- **What you need to do**
Copy every line of the records below without changing anything.
::: Source material
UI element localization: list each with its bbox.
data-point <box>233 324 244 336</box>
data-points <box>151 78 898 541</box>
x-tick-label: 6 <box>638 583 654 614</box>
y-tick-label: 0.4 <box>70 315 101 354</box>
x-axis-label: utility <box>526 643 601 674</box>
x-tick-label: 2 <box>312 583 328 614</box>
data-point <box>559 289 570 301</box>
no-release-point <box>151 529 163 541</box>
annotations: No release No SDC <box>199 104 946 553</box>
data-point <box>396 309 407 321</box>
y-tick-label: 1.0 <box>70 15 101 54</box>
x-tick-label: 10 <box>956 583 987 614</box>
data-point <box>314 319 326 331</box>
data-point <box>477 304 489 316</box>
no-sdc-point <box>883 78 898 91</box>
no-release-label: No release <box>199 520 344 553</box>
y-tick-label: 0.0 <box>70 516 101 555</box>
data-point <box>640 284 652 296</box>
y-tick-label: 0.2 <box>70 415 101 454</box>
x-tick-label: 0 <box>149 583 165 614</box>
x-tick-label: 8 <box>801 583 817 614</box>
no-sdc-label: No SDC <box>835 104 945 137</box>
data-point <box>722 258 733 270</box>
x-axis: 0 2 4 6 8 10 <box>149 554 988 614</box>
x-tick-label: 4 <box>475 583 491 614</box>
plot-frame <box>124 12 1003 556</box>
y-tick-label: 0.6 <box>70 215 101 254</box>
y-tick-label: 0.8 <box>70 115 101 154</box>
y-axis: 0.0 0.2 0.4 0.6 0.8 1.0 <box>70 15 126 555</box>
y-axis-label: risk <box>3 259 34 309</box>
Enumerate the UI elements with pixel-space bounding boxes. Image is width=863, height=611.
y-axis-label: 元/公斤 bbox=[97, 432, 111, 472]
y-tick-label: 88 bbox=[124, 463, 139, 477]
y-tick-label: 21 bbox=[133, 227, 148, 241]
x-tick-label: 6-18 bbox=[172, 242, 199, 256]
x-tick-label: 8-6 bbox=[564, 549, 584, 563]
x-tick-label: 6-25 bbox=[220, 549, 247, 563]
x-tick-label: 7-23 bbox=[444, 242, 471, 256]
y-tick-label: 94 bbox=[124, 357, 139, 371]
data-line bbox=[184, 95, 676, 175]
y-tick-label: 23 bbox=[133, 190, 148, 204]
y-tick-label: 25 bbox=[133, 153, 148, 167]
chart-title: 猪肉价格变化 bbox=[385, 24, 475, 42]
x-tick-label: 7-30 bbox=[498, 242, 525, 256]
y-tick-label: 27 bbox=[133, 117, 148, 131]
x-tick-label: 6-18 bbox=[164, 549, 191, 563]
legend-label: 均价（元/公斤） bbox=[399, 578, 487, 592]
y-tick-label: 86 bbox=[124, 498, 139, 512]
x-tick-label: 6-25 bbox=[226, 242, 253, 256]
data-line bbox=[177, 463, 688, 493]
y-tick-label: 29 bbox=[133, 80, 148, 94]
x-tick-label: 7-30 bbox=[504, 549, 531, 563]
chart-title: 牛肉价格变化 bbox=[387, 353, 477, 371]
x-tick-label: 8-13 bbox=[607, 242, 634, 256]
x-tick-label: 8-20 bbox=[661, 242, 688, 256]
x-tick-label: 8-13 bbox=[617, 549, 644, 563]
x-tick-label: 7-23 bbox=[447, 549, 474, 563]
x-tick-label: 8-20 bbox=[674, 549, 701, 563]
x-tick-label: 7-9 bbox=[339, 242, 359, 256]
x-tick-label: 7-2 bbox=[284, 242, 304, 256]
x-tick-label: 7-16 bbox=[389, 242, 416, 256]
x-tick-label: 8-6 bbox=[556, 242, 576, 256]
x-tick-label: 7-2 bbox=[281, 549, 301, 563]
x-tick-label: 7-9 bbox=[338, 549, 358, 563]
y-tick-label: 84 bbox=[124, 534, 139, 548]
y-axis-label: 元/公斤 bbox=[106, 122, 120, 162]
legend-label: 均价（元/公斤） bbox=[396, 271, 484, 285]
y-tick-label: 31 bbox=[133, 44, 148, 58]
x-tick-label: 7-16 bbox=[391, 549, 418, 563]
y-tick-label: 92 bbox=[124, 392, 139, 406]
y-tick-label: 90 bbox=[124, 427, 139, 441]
::::::
- **Final result**
UI element localization: list each with its bbox.
data-point <box>233 324 244 336</box>
data-points <box>151 78 898 541</box>
x-tick-label: 6 <box>638 583 654 614</box>
y-tick-label: 0.4 <box>70 315 101 354</box>
x-axis-label: utility <box>526 643 601 674</box>
x-tick-label: 2 <box>312 583 328 614</box>
data-point <box>559 289 570 301</box>
no-release-point <box>151 529 163 541</box>
annotations: No release No SDC <box>199 104 946 553</box>
data-point <box>396 309 407 321</box>
y-tick-label: 1.0 <box>70 15 101 54</box>
x-tick-label: 10 <box>956 583 987 614</box>
data-point <box>314 319 326 331</box>
data-point <box>477 304 489 316</box>
no-sdc-point <box>883 78 898 91</box>
no-release-label: No release <box>199 520 344 553</box>
y-tick-label: 0.0 <box>70 516 101 555</box>
data-point <box>640 284 652 296</box>
y-tick-label: 0.2 <box>70 415 101 454</box>
x-tick-label: 0 <box>149 583 165 614</box>
x-tick-label: 8 <box>801 583 817 614</box>
no-sdc-label: No SDC <box>835 104 945 137</box>
data-point <box>722 258 733 270</box>
x-axis: 0 2 4 6 8 10 <box>149 554 988 614</box>
x-tick-label: 4 <box>475 583 491 614</box>
plot-frame <box>124 12 1003 556</box>
y-tick-label: 0.6 <box>70 215 101 254</box>
y-tick-label: 0.8 <box>70 115 101 154</box>
y-axis: 0.0 0.2 0.4 0.6 0.8 1.0 <box>70 15 126 555</box>
y-axis-label: risk <box>3 259 34 309</box>
Enumerate the UI elements with pixel-space bounding boxes. Image is width=863, height=611.
y-axis-label: 元/公斤 bbox=[97, 432, 111, 472]
y-tick-label: 88 bbox=[124, 463, 139, 477]
y-tick-label: 21 bbox=[133, 227, 148, 241]
x-tick-label: 6-18 bbox=[172, 242, 199, 256]
x-tick-label: 8-6 bbox=[564, 549, 584, 563]
x-tick-label: 6-25 bbox=[220, 549, 247, 563]
x-tick-label: 7-23 bbox=[444, 242, 471, 256]
y-tick-label: 94 bbox=[124, 357, 139, 371]
data-line bbox=[184, 95, 676, 175]
y-tick-label: 23 bbox=[133, 190, 148, 204]
y-tick-label: 25 bbox=[133, 153, 148, 167]
chart-title: 猪肉价格变化 bbox=[385, 24, 475, 42]
x-tick-label: 7-30 bbox=[498, 242, 525, 256]
y-tick-label: 27 bbox=[133, 117, 148, 131]
x-tick-label: 6-18 bbox=[164, 549, 191, 563]
legend-label: 均价（元/公斤） bbox=[399, 578, 487, 592]
y-tick-label: 86 bbox=[124, 498, 139, 512]
x-tick-label: 6-25 bbox=[226, 242, 253, 256]
data-line bbox=[177, 463, 688, 493]
y-tick-label: 29 bbox=[133, 80, 148, 94]
x-tick-label: 7-30 bbox=[504, 549, 531, 563]
chart-title: 牛肉价格变化 bbox=[387, 353, 477, 371]
x-tick-label: 8-13 bbox=[607, 242, 634, 256]
x-tick-label: 8-20 bbox=[661, 242, 688, 256]
x-tick-label: 8-13 bbox=[617, 549, 644, 563]
x-tick-label: 7-23 bbox=[447, 549, 474, 563]
x-tick-label: 8-20 bbox=[674, 549, 701, 563]
x-tick-label: 7-9 bbox=[339, 242, 359, 256]
x-tick-label: 7-2 bbox=[284, 242, 304, 256]
x-tick-label: 7-16 bbox=[389, 242, 416, 256]
x-tick-label: 8-6 bbox=[556, 242, 576, 256]
x-tick-label: 7-2 bbox=[281, 549, 301, 563]
x-tick-label: 7-9 bbox=[338, 549, 358, 563]
y-tick-label: 84 bbox=[124, 534, 139, 548]
y-axis-label: 元/公斤 bbox=[106, 122, 120, 162]
legend-label: 均价（元/公斤） bbox=[396, 271, 484, 285]
y-tick-label: 31 bbox=[133, 44, 148, 58]
x-tick-label: 7-16 bbox=[391, 549, 418, 563]
y-tick-label: 92 bbox=[124, 392, 139, 406]
y-tick-label: 90 bbox=[124, 427, 139, 441]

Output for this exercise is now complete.